## EXERCISE OBJECTIVE
Across the listing below, count the lines that mention the string "coordinate". Reply with the figure only.

════════

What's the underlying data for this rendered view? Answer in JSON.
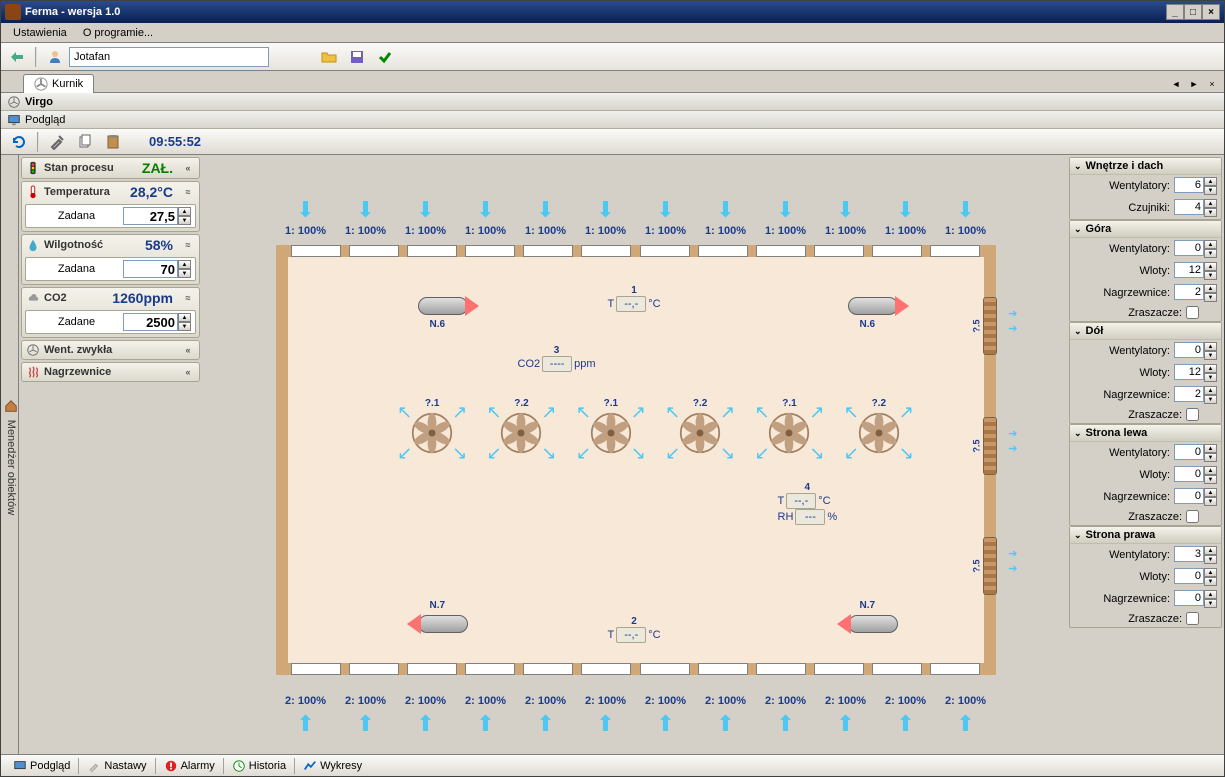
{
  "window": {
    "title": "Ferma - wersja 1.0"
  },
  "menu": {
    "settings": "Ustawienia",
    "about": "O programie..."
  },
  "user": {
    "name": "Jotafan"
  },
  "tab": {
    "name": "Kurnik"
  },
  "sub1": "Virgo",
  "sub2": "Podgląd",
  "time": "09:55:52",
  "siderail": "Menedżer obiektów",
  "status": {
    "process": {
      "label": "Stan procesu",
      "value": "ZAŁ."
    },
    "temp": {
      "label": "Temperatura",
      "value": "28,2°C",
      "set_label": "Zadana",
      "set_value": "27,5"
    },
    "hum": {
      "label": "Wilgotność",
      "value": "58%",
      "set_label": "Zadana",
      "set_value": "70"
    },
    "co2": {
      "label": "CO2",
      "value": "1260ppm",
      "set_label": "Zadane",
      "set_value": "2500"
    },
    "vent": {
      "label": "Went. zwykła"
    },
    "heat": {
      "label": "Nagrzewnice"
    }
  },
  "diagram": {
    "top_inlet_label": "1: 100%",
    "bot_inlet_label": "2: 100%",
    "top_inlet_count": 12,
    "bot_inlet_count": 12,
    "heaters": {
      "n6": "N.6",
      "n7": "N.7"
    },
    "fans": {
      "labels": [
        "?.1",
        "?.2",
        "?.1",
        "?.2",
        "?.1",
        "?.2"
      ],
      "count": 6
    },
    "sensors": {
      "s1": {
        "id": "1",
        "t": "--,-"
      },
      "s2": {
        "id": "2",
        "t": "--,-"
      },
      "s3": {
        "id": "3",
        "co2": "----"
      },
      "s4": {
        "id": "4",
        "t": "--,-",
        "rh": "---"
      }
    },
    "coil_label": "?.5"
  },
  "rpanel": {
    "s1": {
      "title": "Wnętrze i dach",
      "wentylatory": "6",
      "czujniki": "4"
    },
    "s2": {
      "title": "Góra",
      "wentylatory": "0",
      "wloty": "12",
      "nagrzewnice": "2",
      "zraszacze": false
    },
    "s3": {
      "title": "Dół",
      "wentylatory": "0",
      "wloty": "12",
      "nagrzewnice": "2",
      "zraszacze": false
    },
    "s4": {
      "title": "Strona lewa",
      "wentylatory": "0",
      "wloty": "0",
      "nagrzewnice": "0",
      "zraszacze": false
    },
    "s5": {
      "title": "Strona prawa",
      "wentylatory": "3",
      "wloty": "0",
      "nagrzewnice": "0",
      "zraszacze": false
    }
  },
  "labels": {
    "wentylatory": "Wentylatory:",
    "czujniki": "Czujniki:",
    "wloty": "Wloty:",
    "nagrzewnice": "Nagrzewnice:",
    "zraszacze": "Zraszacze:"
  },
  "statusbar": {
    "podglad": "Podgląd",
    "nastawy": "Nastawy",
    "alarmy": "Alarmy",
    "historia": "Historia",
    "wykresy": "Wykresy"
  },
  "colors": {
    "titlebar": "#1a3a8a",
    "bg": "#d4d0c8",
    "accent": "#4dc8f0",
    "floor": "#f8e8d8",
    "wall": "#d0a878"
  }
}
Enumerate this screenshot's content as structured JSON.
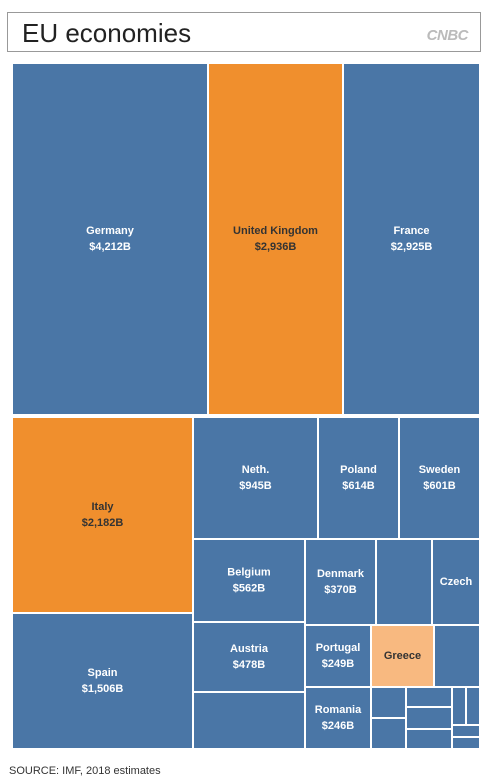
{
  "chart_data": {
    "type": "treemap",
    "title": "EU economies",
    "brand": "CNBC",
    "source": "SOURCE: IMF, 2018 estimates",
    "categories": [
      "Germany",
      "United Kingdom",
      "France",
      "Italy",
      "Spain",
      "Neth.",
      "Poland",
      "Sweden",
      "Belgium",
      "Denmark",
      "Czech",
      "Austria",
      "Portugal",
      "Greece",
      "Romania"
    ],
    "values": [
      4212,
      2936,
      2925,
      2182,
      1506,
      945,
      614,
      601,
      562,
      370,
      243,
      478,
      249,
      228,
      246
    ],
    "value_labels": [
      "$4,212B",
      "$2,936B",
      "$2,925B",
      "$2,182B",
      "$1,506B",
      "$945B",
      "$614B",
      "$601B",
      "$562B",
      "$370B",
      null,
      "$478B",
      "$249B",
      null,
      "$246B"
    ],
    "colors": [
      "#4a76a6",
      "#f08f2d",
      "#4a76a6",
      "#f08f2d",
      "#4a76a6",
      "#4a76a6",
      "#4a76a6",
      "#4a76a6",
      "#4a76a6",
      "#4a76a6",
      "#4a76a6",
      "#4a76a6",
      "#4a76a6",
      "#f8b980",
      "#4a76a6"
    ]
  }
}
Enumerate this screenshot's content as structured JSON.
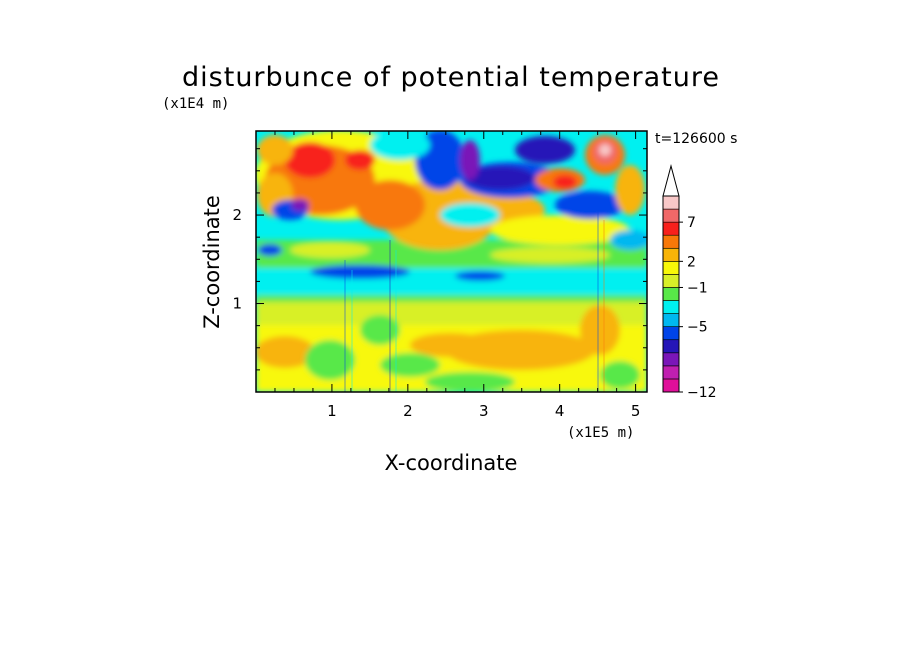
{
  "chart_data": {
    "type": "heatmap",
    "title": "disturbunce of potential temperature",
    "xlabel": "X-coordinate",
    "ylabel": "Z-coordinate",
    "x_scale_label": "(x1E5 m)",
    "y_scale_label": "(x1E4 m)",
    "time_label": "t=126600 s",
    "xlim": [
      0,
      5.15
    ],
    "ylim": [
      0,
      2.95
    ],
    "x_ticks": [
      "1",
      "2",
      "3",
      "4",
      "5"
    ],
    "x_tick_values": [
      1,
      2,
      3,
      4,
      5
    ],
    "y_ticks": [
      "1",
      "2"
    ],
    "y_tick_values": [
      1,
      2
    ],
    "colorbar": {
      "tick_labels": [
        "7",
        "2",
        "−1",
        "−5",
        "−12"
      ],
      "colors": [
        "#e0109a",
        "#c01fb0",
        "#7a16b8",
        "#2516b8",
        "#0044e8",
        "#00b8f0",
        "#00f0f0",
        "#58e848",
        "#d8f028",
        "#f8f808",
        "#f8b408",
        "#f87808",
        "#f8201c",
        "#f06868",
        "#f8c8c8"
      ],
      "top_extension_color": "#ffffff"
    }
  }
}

════════

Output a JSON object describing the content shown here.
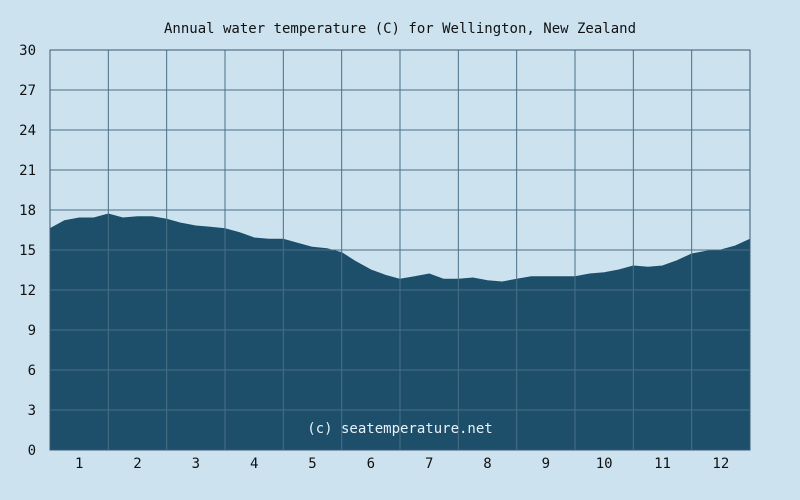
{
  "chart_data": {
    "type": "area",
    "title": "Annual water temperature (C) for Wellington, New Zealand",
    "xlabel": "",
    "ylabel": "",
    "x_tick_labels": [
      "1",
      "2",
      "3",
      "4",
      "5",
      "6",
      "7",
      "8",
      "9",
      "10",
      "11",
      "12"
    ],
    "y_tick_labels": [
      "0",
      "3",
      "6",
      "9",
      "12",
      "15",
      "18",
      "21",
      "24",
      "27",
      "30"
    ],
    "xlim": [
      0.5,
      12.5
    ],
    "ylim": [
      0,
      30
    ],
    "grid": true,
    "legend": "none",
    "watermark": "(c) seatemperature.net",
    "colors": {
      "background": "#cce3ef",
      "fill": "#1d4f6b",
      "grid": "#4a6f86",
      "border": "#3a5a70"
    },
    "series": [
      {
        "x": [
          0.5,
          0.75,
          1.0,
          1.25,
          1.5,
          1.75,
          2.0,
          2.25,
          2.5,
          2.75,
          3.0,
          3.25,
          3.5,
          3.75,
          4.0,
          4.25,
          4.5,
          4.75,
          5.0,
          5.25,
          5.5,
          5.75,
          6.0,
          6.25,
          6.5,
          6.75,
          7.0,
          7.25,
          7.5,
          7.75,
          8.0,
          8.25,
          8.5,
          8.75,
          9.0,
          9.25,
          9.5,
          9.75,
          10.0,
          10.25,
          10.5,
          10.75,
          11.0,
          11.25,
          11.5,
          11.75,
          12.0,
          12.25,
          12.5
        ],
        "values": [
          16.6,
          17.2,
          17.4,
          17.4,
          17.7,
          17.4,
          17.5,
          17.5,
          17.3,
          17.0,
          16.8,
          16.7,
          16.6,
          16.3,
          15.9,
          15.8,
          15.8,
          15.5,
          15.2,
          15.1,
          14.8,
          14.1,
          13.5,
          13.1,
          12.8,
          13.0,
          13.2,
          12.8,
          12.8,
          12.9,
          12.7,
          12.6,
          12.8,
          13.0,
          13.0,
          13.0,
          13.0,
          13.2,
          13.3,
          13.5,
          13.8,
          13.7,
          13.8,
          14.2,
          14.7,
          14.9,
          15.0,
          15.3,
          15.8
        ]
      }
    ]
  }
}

════════

## THE SOLUTION
2